▶ _Do this_
Extract the data line by line, unchanged, starting at the first line and ending at the line that contains "y-tick-label: 0 [84, 789, 95, 809]". Include both of those lines.
--- Start Provided entries ---
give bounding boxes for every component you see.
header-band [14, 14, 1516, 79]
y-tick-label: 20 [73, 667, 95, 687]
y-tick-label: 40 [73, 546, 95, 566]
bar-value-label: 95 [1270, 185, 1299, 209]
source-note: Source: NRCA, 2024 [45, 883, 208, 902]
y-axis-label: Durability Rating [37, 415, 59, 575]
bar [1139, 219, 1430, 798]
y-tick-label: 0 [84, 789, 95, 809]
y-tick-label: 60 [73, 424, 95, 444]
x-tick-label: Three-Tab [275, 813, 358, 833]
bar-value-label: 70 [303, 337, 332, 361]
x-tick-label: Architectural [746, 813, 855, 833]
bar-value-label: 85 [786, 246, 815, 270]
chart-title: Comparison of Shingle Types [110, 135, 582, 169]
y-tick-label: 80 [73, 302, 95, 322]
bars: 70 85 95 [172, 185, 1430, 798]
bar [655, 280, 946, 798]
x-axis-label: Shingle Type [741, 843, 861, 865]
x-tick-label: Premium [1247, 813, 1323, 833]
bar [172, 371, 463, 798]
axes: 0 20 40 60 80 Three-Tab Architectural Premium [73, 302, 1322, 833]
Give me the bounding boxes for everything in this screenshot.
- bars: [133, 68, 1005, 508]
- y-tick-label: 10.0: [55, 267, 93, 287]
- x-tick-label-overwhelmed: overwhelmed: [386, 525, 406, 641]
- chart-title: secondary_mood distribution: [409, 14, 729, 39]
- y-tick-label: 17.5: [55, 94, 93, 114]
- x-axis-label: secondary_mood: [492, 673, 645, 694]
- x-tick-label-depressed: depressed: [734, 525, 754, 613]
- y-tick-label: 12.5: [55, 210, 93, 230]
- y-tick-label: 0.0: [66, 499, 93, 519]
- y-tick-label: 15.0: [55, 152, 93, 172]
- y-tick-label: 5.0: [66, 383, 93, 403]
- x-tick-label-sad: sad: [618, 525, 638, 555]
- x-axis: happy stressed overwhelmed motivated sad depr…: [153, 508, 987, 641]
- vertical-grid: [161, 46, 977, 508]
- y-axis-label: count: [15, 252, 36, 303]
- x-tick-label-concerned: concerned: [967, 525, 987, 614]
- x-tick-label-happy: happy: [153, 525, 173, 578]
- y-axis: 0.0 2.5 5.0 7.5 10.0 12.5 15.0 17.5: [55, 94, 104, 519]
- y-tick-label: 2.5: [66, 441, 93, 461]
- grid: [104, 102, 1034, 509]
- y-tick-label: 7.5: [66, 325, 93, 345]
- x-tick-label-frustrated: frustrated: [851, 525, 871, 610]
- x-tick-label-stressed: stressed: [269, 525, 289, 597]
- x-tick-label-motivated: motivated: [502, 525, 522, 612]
--- End Provided entries ---
▶ _Response to the exercise_
give bounding boxes for every component you see.
header-band [14, 14, 1516, 79]
y-tick-label: 20 [73, 667, 95, 687]
y-tick-label: 40 [73, 546, 95, 566]
bar-value-label: 95 [1270, 185, 1299, 209]
source-note: Source: NRCA, 2024 [45, 883, 208, 902]
y-axis-label: Durability Rating [37, 415, 59, 575]
bar [1139, 219, 1430, 798]
y-tick-label: 0 [84, 789, 95, 809]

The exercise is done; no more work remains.